Start Raw data

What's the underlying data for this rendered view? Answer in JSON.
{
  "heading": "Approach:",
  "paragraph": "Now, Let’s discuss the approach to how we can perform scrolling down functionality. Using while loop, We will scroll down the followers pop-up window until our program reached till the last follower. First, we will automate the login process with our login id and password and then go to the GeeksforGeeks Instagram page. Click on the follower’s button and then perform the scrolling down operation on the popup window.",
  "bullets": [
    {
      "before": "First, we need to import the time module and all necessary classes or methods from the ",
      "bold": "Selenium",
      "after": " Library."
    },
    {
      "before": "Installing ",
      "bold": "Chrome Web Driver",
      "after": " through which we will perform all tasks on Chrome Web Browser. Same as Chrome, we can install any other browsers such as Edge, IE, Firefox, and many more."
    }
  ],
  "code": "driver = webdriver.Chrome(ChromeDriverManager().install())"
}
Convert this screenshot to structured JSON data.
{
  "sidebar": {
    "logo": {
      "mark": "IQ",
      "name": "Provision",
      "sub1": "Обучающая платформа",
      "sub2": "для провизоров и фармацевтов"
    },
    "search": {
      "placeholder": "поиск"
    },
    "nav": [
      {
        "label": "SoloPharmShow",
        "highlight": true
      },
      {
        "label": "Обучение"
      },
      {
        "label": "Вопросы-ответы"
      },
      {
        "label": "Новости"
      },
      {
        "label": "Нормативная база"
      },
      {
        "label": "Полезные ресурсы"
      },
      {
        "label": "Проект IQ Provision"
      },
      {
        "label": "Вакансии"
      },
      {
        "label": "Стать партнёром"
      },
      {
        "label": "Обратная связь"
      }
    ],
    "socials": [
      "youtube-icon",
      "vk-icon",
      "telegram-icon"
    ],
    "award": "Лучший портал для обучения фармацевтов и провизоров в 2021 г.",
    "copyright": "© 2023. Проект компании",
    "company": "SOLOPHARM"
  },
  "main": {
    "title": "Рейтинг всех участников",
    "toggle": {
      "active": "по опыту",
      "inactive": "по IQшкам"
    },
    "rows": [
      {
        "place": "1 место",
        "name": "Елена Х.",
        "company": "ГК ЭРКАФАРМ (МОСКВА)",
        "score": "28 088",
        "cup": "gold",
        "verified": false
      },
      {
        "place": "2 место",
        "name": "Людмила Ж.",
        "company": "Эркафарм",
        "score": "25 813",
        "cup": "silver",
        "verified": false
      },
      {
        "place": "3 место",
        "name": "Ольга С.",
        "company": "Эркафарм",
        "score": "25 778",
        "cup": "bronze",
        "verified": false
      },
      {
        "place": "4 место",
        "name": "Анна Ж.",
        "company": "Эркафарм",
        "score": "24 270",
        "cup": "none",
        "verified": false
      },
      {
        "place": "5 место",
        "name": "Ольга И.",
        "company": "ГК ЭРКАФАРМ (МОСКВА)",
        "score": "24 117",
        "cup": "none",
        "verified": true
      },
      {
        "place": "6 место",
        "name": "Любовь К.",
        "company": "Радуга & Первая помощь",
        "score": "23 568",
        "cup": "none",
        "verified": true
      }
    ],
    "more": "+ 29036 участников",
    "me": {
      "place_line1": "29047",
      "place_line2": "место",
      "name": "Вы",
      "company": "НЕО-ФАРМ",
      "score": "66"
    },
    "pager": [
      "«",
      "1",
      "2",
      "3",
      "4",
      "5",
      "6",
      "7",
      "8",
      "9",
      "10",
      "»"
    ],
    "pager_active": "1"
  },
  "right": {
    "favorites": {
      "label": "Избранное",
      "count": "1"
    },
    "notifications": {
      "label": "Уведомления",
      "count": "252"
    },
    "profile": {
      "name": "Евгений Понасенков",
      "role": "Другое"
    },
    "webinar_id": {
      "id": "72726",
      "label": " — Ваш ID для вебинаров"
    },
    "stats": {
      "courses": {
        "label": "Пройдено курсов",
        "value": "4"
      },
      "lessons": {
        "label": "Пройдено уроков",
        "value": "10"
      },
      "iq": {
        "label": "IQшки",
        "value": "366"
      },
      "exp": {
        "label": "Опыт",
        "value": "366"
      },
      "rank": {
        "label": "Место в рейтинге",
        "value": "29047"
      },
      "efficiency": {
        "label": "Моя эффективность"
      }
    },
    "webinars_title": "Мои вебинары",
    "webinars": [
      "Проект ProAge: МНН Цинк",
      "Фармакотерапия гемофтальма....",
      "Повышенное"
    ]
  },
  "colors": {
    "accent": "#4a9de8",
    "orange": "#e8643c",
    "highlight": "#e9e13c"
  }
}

End Raw data

▶ Your task: Repeat the preceding lines exactly, please, every one of them.

▶ Answer:
What's the underlying data for this rendered view? Answer in JSON.
{
  "heading": "Approach:",
  "paragraph": "Now, Let’s discuss the approach to how we can perform scrolling down functionality. Using while loop, We will scroll down the followers pop-up window until our program reached till the last follower. First, we will automate the login process with our login id and password and then go to the GeeksforGeeks Instagram page. Click on the follower’s button and then perform the scrolling down operation on the popup window.",
  "bullets": [
    {
      "before": "First, we need to import the time module and all necessary classes or methods from the ",
      "bold": "Selenium",
      "after": " Library."
    },
    {
      "before": "Installing ",
      "bold": "Chrome Web Driver",
      "after": " through which we will perform all tasks on Chrome Web Browser. Same as Chrome, we can install any other browsers such as Edge, IE, Firefox, and many more."
    }
  ],
  "code": "driver = webdriver.Chrome(ChromeDriverManager().install())"
}
Convert this screenshot to structured JSON data.
{
  "sidebar": {
    "logo": {
      "mark": "IQ",
      "name": "Provision",
      "sub1": "Обучающая платформа",
      "sub2": "для провизоров и фармацевтов"
    },
    "search": {
      "placeholder": "поиск"
    },
    "nav": [
      {
        "label": "SoloPharmShow",
        "highlight": true
      },
      {
        "label": "Обучение"
      },
      {
        "label": "Вопросы-ответы"
      },
      {
        "label": "Новости"
      },
      {
        "label": "Нормативная база"
      },
      {
        "label": "Полезные ресурсы"
      },
      {
        "label": "Проект IQ Provision"
      },
      {
        "label": "Вакансии"
      },
      {
        "label": "Стать партнёром"
      },
      {
        "label": "Обратная связь"
      }
    ],
    "socials": [
      "youtube-icon",
      "vk-icon",
      "telegram-icon"
    ],
    "award": "Лучший портал для обучения фармацевтов и провизоров в 2021 г.",
    "copyright": "© 2023. Проект компании",
    "company": "SOLOPHARM"
  },
  "main": {
    "title": "Рейтинг всех участников",
    "toggle": {
      "active": "по опыту",
      "inactive": "по IQшкам"
    },
    "rows": [
      {
        "place": "1 место",
        "name": "Елена Х.",
        "company": "ГК ЭРКАФАРМ (МОСКВА)",
        "score": "28 088",
        "cup": "gold",
        "verified": false
      },
      {
        "place": "2 место",
        "name": "Людмила Ж.",
        "company": "Эркафарм",
        "score": "25 813",
        "cup": "silver",
        "verified": false
      },
      {
        "place": "3 место",
        "name": "Ольга С.",
        "company": "Эркафарм",
        "score": "25 778",
        "cup": "bronze",
        "verified": false
      },
      {
        "place": "4 место",
        "name": "Анна Ж.",
        "company": "Эркафарм",
        "score": "24 270",
        "cup": "none",
        "verified": false
      },
      {
        "place": "5 место",
        "name": "Ольга И.",
        "company": "ГК ЭРКАФАРМ (МОСКВА)",
        "score": "24 117",
        "cup": "none",
        "verified": true
      },
      {
        "place": "6 место",
        "name": "Любовь К.",
        "company": "Радуга & Первая помощь",
        "score": "23 568",
        "cup": "none",
        "verified": true
      }
    ],
    "more": "+ 29036 участников",
    "me": {
      "place_line1": "29047",
      "place_line2": "место",
      "name": "Вы",
      "company": "НЕО-ФАРМ",
      "score": "66"
    },
    "pager": [
      "«",
      "1",
      "2",
      "3",
      "4",
      "5",
      "6",
      "7",
      "8",
      "9",
      "10",
      "»"
    ],
    "pager_active": "1"
  },
  "right": {
    "favorites": {
      "label": "Избранное",
      "count": "1"
    },
    "notifications": {
      "label": "Уведомления",
      "count": "252"
    },
    "profile": {
      "name": "Евгений Понасенков",
      "role": "Другое"
    },
    "webinar_id": {
      "id": "72726",
      "label": " — Ваш ID для вебинаров"
    },
    "stats": {
      "courses": {
        "label": "Пройдено курсов",
        "value": "4"
      },
      "lessons": {
        "label": "Пройдено уроков",
        "value": "10"
      },
      "iq": {
        "label": "IQшки",
        "value": "366"
      },
      "exp": {
        "label": "Опыт",
        "value": "366"
      },
      "rank": {
        "label": "Место в рейтинге",
        "value": "29047"
      },
      "efficiency": {
        "label": "Моя эффективность"
      }
    },
    "webinars_title": "Мои вебинары",
    "webinars": [
      "Проект ProAge: МНН Цинк",
      "Фармакотерапия гемофтальма....",
      "Повышенное"
    ]
  },
  "colors": {
    "accent": "#4a9de8",
    "orange": "#e8643c",
    "highlight": "#e9e13c"
  }
}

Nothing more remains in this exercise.